> **TO DO**: Pick out each line in these entries that contains the string "JSON".

> **RECORDS SHOWN**:
----
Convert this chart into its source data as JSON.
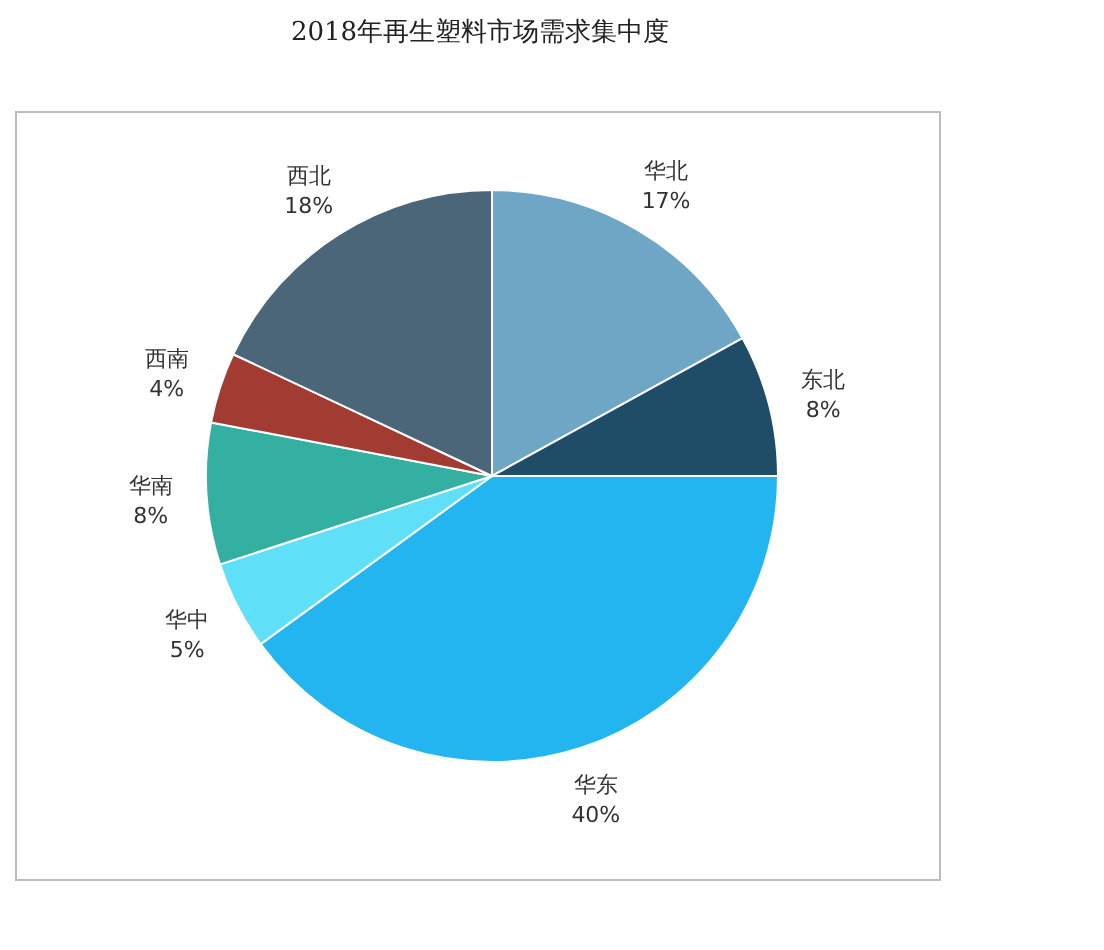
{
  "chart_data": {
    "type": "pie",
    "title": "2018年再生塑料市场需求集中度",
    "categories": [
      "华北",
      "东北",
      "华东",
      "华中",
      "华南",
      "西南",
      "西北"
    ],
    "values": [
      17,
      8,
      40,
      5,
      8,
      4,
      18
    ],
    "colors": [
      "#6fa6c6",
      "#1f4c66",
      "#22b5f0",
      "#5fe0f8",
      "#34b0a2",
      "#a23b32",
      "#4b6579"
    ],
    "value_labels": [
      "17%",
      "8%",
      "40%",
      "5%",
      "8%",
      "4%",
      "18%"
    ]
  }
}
----
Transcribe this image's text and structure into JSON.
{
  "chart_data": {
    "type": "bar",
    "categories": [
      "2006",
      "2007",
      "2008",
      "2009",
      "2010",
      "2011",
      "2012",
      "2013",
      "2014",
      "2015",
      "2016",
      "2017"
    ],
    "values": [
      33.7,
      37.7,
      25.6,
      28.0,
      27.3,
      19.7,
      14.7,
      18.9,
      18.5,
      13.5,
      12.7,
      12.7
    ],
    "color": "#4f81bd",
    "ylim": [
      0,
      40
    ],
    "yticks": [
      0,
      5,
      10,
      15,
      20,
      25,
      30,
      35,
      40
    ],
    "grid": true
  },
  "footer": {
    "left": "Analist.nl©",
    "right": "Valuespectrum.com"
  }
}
----
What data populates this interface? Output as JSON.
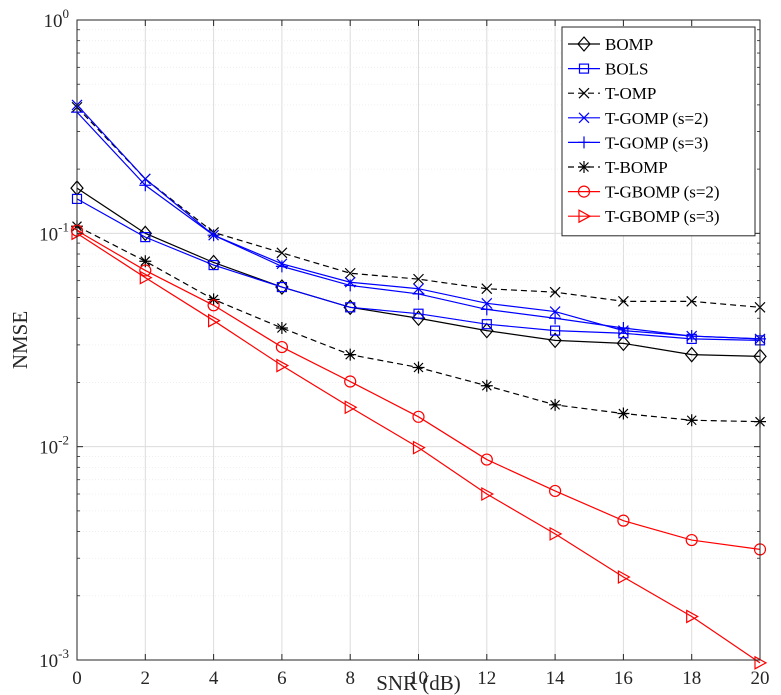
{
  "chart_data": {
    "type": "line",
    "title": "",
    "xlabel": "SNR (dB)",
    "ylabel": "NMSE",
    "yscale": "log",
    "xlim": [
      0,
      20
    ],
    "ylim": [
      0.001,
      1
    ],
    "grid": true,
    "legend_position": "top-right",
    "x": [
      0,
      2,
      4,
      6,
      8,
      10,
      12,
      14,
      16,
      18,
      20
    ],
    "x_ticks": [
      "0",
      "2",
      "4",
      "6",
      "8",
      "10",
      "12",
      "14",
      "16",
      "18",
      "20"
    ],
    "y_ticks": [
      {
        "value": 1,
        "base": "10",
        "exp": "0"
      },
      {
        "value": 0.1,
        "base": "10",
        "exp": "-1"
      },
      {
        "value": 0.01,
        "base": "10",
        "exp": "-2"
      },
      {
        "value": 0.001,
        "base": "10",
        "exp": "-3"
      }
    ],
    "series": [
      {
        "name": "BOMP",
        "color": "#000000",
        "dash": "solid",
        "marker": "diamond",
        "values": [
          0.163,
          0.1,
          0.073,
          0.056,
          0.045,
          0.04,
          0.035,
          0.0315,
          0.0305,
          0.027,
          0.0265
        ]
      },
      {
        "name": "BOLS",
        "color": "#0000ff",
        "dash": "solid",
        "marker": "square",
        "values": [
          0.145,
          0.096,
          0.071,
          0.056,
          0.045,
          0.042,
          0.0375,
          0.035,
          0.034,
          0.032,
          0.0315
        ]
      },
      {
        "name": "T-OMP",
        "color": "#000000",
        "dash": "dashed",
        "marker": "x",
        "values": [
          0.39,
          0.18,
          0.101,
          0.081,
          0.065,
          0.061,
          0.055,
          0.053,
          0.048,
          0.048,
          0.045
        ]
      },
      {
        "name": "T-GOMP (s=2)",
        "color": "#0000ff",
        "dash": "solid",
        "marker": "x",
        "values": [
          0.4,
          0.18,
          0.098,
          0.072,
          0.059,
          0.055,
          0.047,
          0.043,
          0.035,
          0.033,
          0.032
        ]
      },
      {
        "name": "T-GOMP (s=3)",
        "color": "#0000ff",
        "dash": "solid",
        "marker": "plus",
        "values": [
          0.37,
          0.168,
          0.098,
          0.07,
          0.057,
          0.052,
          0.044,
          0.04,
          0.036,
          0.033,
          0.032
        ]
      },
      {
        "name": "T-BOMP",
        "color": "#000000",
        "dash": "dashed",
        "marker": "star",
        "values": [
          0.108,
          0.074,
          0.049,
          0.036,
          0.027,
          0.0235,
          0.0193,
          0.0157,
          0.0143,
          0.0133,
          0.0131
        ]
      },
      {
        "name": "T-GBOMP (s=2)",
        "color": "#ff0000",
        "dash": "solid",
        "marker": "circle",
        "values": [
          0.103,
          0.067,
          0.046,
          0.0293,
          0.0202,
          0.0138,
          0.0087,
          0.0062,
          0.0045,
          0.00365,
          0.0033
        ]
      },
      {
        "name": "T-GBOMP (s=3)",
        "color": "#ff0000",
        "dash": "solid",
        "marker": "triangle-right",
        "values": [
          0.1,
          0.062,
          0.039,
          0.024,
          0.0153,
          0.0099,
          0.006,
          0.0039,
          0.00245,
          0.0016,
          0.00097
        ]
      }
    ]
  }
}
----
> **EXERCISE OUTPUT**:
Convert this chart into its source data as JSON.
Transcribe this image's text and structure into JSON.
What data populates this interface? Output as JSON.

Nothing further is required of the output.